* [やること]
三星電子の労働組合のスト投票についての記事を、最後の文のあとから書き続けてください。

━━ ページ本文

三星(サムスン)電子の労働組合が、9日から争議権確保のための賛否投票を始める。組合が投票を前に、今後の解雇や強制的な配置転換の際にストライキ不参加の社員を保護できないとの立場を示し、「ブラックリスト」論争も浮上している。
三星電子労働組合共同闘争本部は、争議権確保のため9日から18日まで全組合員を対象に賛否投票を実施すると、8日明らかにした。組合は争議権を確保すれば、4月の集会を経て5月にゼネストに踏み切る計画だ。三星電子の労使はこれまで賃金交渉を続けてきたが、中央労働委員会の2回目の調整まで不調に終わった。
共同闘争本部は5日、ユーチューブのライブ配信で「会社のために勤務する者がいれば名簿を管理し、今後、組合との協議が必要な強制配置転換や解雇の際に彼らを優先的に案内する」と明らかにした。また、ストライキ期間中に通報センターを運営し、会社側を擁護する人物を通報すれば報奨を与えるとの方針も示した。ストに非協力的な社員に不利益を与えると受け取られかねない発言だ。

━━━━
━━ データ抜粋

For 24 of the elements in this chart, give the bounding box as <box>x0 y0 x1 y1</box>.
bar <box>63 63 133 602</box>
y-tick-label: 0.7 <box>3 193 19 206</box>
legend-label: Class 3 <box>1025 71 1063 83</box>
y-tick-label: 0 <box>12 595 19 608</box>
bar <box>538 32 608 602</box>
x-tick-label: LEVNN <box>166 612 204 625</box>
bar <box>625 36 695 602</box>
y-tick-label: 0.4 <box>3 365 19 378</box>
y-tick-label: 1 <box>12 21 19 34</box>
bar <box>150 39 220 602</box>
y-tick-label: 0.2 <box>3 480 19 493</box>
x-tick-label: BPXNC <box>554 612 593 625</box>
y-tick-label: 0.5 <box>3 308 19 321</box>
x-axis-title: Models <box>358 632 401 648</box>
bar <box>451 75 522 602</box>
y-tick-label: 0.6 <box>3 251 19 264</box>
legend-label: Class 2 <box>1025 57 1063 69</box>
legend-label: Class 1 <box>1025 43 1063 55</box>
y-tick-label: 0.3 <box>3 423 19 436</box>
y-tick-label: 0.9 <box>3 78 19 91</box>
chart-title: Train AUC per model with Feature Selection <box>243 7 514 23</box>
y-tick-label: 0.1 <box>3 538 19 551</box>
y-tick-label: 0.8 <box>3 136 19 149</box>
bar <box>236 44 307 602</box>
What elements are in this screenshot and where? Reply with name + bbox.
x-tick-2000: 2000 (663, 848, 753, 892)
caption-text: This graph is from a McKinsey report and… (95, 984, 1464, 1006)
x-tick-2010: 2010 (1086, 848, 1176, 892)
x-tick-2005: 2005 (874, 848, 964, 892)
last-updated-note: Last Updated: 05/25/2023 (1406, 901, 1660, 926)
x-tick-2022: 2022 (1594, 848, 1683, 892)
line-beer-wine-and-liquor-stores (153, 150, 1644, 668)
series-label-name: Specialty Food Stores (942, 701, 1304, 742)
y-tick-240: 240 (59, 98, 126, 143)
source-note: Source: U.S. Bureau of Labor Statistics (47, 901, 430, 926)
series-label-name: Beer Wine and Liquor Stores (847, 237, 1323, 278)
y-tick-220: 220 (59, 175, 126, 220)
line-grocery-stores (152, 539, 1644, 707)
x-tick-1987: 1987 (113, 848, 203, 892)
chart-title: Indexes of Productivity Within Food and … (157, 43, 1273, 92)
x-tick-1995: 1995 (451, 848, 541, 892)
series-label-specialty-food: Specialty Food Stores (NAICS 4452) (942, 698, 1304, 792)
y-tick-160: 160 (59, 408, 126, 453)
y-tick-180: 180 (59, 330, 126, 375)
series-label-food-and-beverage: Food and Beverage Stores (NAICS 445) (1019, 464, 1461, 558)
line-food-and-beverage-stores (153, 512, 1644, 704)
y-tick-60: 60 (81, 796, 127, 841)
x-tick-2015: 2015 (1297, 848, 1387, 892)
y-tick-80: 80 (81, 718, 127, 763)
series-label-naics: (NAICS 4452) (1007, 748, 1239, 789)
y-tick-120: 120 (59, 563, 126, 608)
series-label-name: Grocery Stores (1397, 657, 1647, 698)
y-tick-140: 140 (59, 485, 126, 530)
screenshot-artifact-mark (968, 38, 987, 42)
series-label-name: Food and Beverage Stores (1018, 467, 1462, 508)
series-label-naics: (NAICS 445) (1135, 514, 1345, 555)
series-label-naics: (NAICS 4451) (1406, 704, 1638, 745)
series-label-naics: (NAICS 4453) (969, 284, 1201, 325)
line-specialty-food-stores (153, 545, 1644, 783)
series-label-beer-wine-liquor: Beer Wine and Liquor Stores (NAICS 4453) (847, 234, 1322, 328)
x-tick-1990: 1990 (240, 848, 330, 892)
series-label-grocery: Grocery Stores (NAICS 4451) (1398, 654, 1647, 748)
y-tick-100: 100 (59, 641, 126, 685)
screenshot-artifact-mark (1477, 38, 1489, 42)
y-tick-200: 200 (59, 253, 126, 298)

━━━━

* [回答]
共同闘争本部所属のチェ・スンホ超企業労組三星電子支部委員長は、「団体協約によれば、会社は事業上の決定で配置転換や解雇などが必要な場合、50日前に労働者代表と協議しなければならない」とし、「その際、非組合員や会社を手助けした社員を保護できないという趣旨だ」と説明した。通報センターの運営については「合法的な争議を違法に妨害する試みを見極めるためだ」と述べた。
今回の三星電子の労使交渉の核心は、超過利益成果給(OPI)の上限廃止の可否だ。OPIとは、当該年度の業績が目標を上回った場合、超過利益の20%の範囲内で年俸の最大50%まで支給する成果給制度だ。組合はSKハイニックスの事例を挙げ、上限廃止を求めている。しかし会社は将来の投資財源確保や特定事業部の不満懸念などを理由に難しいとの立場だ。会社側は代案として賃上げ率6.2%と自社株20株支給、さらにDS部門の場合は営業利益100兆ウォン達成時にOPI100%を追加支給する案などを提示したが、交渉は決裂した。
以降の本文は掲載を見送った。